» **JOB**: Would you return all of this data exactly, leaving nothing out?

» **THE DATA**:

◆ ◆ ◆ ◆

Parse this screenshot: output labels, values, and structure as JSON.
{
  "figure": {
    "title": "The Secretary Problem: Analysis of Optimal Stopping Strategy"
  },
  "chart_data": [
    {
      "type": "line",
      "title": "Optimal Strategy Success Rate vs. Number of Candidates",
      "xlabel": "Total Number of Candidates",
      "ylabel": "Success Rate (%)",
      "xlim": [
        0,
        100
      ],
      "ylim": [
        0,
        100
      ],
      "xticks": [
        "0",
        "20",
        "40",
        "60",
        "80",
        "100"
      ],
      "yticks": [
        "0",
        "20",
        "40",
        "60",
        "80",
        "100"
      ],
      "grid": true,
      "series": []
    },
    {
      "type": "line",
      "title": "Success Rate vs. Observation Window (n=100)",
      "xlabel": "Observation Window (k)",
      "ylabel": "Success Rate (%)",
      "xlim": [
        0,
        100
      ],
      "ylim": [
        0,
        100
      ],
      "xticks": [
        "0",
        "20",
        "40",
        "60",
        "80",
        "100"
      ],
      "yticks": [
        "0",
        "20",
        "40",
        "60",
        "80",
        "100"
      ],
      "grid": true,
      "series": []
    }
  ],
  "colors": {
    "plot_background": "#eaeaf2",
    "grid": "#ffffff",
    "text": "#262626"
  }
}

◆ ◆ ◆ ◆

» **IN RESPONSE**:
Parse this screenshot: output labels, values, and structure as JSON.
{
  "figure": {
    "title": "The Secretary Problem: Analysis of Optimal Stopping Strategy"
  },
  "chart_data": [
    {
      "type": "line",
      "title": "Optimal Strategy Success Rate vs. Number of Candidates",
      "xlabel": "Total Number of Candidates",
      "ylabel": "Success Rate (%)",
      "xlim": [
        0,
        100
      ],
      "ylim": [
        0,
        100
      ],
      "xticks": [
        "0",
        "20",
        "40",
        "60",
        "80",
        "100"
      ],
      "yticks": [
        "0",
        "20",
        "40",
        "60",
        "80",
        "100"
      ],
      "grid": true,
      "series": []
    },
    {
      "type": "line",
      "title": "Success Rate vs. Observation Window (n=100)",
      "xlabel": "Observation Window (k)",
      "ylabel": "Success Rate (%)",
      "xlim": [
        0,
        100
      ],
      "ylim": [
        0,
        100
      ],
      "xticks": [
        "0",
        "20",
        "40",
        "60",
        "80",
        "100"
      ],
      "yticks": [
        "0",
        "20",
        "40",
        "60",
        "80",
        "100"
      ],
      "grid": true,
      "series": []
    }
  ],
  "colors": {
    "plot_background": "#eaeaf2",
    "grid": "#ffffff",
    "text": "#262626"
  }
}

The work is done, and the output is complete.